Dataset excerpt
# # #

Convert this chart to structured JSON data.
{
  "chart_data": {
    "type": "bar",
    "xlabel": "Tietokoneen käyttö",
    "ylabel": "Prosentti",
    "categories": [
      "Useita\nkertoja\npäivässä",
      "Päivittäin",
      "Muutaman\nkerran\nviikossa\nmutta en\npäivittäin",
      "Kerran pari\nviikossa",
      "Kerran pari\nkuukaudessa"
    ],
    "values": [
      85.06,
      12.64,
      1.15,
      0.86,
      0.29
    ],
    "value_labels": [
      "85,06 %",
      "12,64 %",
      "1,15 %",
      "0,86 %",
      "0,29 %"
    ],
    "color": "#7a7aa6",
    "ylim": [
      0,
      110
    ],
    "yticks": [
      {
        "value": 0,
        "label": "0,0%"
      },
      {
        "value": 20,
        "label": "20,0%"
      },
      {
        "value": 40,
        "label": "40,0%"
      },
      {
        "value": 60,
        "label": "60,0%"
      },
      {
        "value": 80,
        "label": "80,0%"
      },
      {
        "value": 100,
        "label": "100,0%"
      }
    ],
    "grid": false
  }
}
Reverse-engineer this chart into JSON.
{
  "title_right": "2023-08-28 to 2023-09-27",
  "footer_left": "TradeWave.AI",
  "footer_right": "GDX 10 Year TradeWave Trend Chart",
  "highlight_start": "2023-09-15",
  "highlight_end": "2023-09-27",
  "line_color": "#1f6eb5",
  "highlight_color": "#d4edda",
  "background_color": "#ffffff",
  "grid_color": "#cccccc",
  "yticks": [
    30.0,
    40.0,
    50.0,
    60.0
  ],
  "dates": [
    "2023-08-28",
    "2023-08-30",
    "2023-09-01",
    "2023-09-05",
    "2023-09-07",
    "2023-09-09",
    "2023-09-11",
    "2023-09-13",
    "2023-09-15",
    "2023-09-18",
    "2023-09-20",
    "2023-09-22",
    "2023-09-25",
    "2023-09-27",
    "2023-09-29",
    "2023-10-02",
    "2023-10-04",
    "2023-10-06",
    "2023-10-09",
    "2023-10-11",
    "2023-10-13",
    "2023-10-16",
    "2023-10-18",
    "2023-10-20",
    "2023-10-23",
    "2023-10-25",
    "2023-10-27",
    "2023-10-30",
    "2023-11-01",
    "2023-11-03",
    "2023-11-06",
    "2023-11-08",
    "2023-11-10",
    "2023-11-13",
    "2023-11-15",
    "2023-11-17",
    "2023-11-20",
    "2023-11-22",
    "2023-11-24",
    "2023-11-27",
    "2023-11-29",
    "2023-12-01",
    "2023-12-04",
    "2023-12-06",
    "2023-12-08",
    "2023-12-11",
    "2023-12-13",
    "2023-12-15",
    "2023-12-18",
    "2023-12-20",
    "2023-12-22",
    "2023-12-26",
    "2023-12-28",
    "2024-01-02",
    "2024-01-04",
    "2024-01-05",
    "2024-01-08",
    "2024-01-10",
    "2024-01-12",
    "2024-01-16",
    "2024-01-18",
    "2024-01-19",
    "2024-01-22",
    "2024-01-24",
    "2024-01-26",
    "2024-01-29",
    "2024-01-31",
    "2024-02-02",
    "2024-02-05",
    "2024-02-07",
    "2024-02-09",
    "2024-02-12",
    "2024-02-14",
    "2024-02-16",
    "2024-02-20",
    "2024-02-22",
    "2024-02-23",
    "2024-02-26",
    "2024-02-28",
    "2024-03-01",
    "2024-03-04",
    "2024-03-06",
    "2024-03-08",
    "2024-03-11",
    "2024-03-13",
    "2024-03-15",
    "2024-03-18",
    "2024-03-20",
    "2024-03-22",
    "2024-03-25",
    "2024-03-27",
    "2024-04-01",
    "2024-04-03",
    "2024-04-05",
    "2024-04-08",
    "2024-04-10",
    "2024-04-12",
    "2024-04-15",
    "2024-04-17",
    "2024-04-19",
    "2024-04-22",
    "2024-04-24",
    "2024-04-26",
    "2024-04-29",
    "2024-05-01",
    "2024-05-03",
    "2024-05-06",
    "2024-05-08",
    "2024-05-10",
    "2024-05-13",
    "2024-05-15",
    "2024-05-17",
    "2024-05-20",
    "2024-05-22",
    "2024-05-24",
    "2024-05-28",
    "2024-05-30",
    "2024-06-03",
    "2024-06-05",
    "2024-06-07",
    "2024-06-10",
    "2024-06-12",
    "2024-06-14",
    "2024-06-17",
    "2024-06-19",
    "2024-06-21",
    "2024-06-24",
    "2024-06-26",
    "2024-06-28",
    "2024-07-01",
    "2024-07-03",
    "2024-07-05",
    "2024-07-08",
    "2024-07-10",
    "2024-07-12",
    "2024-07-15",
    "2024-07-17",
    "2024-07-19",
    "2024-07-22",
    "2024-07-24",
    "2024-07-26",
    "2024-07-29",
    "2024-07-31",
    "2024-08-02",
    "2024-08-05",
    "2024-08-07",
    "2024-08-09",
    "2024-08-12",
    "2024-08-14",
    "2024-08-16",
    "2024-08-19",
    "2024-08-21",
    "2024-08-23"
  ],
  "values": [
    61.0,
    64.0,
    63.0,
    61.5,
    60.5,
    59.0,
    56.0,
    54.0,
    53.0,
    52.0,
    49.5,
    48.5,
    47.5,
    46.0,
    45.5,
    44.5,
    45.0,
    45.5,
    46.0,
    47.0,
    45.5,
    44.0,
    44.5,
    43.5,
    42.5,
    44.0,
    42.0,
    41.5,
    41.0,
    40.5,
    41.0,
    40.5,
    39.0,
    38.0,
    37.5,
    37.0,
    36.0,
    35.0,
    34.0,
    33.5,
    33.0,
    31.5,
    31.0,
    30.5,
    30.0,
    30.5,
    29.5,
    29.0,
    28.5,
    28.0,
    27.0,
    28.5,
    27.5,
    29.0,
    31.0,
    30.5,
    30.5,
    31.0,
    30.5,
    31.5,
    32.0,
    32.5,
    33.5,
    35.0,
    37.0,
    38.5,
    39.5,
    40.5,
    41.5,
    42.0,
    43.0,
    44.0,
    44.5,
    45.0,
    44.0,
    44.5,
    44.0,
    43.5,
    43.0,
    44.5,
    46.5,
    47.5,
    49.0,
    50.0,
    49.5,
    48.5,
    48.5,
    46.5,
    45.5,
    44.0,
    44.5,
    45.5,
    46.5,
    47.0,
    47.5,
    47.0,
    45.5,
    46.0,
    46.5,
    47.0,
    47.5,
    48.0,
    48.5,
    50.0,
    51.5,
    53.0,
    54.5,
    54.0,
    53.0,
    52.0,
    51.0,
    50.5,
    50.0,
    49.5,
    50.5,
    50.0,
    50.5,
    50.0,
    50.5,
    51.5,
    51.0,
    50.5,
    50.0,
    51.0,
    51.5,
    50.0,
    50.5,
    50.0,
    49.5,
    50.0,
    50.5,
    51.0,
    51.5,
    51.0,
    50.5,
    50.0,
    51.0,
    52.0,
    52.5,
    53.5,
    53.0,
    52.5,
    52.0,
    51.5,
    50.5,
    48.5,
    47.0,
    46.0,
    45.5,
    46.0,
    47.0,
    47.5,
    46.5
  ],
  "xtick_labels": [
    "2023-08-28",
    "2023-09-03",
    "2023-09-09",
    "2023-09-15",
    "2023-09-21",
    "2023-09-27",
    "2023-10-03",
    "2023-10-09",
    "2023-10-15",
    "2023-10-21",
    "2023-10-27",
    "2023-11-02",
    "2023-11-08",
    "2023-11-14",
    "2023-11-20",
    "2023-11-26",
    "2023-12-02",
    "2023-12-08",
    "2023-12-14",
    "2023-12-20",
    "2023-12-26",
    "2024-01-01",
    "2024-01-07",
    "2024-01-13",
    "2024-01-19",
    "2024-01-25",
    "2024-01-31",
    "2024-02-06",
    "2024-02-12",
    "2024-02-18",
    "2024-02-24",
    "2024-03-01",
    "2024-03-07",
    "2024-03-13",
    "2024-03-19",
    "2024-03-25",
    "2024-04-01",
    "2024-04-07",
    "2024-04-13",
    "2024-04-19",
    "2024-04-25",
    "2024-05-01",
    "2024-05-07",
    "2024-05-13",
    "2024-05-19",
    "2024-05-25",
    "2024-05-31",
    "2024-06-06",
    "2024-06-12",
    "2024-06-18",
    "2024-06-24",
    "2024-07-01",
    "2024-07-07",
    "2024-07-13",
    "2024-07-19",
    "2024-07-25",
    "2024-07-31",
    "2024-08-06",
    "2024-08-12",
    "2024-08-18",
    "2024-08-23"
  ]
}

# # #

Look above for every line with the word "nviikossa" and copy it.

*RESULT FOR THIS TASK*.
      "Muutaman\nkerran\nviikossa\nmutta en\npäivittäin",
      "Kerran pari\nviikossa",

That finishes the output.